Without altering anything, output the material below.
--------------------
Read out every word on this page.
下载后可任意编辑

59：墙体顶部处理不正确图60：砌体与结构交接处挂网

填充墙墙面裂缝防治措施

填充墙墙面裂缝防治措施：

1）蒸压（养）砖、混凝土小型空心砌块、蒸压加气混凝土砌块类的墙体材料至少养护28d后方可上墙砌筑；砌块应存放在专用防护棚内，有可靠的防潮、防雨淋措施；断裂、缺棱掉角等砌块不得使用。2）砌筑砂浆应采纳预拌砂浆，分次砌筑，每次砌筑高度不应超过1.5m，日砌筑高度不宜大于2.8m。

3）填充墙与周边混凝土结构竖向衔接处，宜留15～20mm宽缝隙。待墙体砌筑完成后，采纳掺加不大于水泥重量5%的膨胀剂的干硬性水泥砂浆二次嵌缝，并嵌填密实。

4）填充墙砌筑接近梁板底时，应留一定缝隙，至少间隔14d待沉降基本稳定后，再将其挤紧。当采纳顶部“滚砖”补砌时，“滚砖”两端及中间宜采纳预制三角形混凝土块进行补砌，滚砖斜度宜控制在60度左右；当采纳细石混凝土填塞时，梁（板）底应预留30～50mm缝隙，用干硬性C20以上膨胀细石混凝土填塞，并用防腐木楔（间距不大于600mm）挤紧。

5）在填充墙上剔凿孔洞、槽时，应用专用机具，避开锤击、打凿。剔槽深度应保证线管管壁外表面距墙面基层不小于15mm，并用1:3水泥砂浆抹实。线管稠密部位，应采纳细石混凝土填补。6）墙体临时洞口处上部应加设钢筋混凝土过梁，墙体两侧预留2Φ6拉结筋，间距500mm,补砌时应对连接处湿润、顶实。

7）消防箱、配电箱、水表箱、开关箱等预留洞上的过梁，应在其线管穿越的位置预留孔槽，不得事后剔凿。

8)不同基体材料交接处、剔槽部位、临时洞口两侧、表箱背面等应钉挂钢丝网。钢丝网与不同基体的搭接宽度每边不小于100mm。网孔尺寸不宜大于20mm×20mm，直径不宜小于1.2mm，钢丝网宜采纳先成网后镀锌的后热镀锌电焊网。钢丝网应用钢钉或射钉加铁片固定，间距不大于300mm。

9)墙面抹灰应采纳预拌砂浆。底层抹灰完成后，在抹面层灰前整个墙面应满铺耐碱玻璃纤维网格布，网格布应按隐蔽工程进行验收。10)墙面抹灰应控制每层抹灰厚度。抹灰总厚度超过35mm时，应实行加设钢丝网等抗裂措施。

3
--------------------
◆ SOLUTION
Read out every word on this page.
下载后可任意编辑

59：墙体顶部处理不正确图60：砌体与结构交接处挂网

填充墙墙面裂缝防治措施

填充墙墙面裂缝防治措施：

1）蒸压（养）砖、混凝土小型空心砌块、蒸压加气混凝土砌块类的墙体材料至少养护28d后方可上墙砌筑；砌块应存放在专用防护棚内，有可靠的防潮、防雨淋措施；断裂、缺棱掉角等砌块不得使用。2）砌筑砂浆应采纳预拌砂浆，分次砌筑，每次砌筑高度不应超过1.5m，日砌筑高度不宜大于2.8m。

3）填充墙与周边混凝土结构竖向衔接处，宜留15～20mm宽缝隙。待墙体砌筑完成后，采纳掺加不大于水泥重量5%的膨胀剂的干硬性水泥砂浆二次嵌缝，并嵌填密实。

4）填充墙砌筑接近梁板底时，应留一定缝隙，至少间隔14d待沉降基本稳定后，再将其挤紧。当采纳顶部“滚砖”补砌时，“滚砖”两端及中间宜采纳预制三角形混凝土块进行补砌，滚砖斜度宜控制在60度左右；当采纳细石混凝土填塞时，梁（板）底应预留30～50mm缝隙，用干硬性C20以上膨胀细石混凝土填塞，并用防腐木楔（间距不大于600mm）挤紧。

5）在填充墙上剔凿孔洞、槽时，应用专用机具，避开锤击、打凿。剔槽深度应保证线管管壁外表面距墙面基层不小于15mm，并用1:3水泥砂浆抹实。线管稠密部位，应采纳细石混凝土填补。6）墙体临时洞口处上部应加设钢筋混凝土过梁，墙体两侧预留2Φ6拉结筋，间距500mm,补砌时应对连接处湿润、顶实。

7）消防箱、配电箱、水表箱、开关箱等预留洞上的过梁，应在其线管穿越的位置预留孔槽，不得事后剔凿。

8)不同基体材料交接处、剔槽部位、临时洞口两侧、表箱背面等应钉挂钢丝网。钢丝网与不同基体的搭接宽度每边不小于100mm。网孔尺寸不宜大于20mm×20mm，直径不宜小于1.2mm，钢丝网宜采纳先成网后镀锌的后热镀锌电焊网。钢丝网应用钢钉或射钉加铁片固定，间距不大于300mm。

9)墙面抹灰应采纳预拌砂浆。底层抹灰完成后，在抹面层灰前整个墙面应满铺耐碱玻璃纤维网格布，网格布应按隐蔽工程进行验收。10)墙面抹灰应控制每层抹灰厚度。抹灰总厚度超过35mm时，应实行加设钢丝网等抗裂措施。

3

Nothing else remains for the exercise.